Report how many lines contain the word "Domisili", with no other text.

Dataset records

** BEGIN **

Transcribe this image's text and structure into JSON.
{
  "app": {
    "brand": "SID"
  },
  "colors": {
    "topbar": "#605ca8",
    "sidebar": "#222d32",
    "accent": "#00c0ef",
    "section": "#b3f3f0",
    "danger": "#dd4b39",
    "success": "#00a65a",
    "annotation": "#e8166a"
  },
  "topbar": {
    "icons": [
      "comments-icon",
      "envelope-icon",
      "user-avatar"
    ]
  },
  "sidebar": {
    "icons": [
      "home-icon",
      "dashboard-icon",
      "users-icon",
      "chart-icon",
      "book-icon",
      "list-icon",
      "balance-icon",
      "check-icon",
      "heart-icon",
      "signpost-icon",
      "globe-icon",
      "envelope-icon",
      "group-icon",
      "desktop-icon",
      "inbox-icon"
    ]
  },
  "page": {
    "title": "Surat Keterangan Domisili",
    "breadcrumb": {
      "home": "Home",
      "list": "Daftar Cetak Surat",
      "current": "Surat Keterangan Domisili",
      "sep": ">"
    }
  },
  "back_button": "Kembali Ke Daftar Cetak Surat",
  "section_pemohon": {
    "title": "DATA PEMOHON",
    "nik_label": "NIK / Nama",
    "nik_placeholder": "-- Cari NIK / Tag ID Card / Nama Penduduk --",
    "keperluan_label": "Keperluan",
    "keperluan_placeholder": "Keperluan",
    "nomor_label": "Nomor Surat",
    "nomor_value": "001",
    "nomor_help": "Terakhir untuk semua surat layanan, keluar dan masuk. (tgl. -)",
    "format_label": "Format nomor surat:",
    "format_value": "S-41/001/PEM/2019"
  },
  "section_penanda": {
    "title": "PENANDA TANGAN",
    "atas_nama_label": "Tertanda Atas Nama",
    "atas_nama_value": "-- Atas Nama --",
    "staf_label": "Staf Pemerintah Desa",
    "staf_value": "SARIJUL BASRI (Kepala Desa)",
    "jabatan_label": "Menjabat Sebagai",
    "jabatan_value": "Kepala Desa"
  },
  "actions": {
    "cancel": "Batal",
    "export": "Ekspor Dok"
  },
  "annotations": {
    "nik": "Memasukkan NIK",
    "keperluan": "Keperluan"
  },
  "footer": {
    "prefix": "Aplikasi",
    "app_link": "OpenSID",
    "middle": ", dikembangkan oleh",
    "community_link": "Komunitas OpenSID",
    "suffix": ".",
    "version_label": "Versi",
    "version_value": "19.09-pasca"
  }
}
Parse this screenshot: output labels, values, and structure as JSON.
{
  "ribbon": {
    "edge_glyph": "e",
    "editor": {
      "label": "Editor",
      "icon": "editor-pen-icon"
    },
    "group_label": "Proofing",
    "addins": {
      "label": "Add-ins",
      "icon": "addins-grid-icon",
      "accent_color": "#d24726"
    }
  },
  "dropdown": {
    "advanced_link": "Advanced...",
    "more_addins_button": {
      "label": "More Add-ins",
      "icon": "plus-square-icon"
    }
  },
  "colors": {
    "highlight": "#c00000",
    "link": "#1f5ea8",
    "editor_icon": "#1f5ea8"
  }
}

** END **

The output ▸
2